**Given passage:**
During the power vacuum that followed the assassination of Somalia's second president, Abdirashid Ali Shermarke, the military staged a coup d'état on 21 October 1969 (the day after Shermarke's funeral) and took over office. Major General Mohamed Siad Barre, who had succeeded Hersi as Chief of Army in 1965, was installed as President of the Supreme Revolutionary Council, the new junta of Somalia. The country was renamed the Somali Democratic Republic.

In 1972, the National Security Court, headed by Admiral Mohamed Gelle Yusuf, ordered the execution of Siad Barre's fellow coup instigators, Major General Mohamed Aynanshe Guleid (who had become the Vice President), Brigadier General Salaad Gabeyre Kediye and Lieutenant Colonel Abdulkadir Dheel Abdulle.

Kaplan wrote in 1976:
In mid-1976 the military command structure was simple and direct. Major General Mohammad Ali Samatar was not only commander of the National Army – and therefore commander of the organizationally subordinated navy and air force- but also secretary of state for defence and a vice president of SRC and thus a member of the major decision-making body of the government. Holding the two highest.. posts, he stood alone in the command structure between the army and President Siad, the head of state. When in July 1976 the SRC relinquished its power to the newly appointed SSRP, Samantar retained the portfolio of the Ministry of Defense. The country's real power appeared to be in the SSRP's Politburo, of which Samantar became a vice president. Before the military coup, command channels ran directly from the commander of the National Army to army sector commanders who exercised authority over military forces.. in the field, and by 1986 combat units had been reorganized along Soviet lines. There is no indication that either the chain of command to lower echelons or the organisation of combat units has changed significantly since the coup.

**Supplied material:**

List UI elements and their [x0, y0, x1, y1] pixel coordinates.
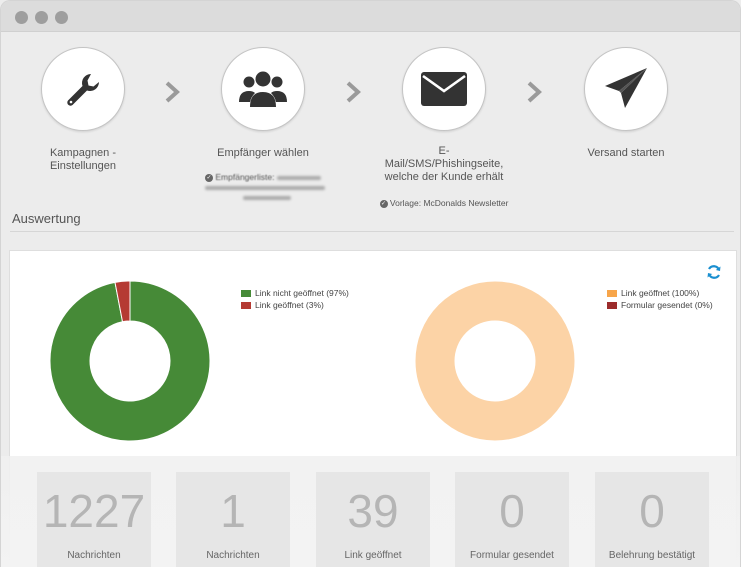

**Exercise 1:**
According to the passage on Somalia's military government, on what date did the military stage its coup?
**Exercise 2:**
Please quote the part of the passage on Somalia's military government that opens with the words containing "In 1972, the" and closes with "Abdulkadir Dheel Abdulle.".

**Exercise answer 1:**
21 October 1969, the day after Shermarke's funeral.

**Exercise answer 2:**
In 1972, the National Security Court, headed by Admiral Mohamed Gelle Yusuf, ordered the execution of Siad Barre's fellow coup instigators, Major General Mohamed Aynanshe Guleid (who had become the Vice President), Brigadier General Salaad Gabeyre Kediye and Lieutenant Colonel Abdulkadir Dheel Abdulle.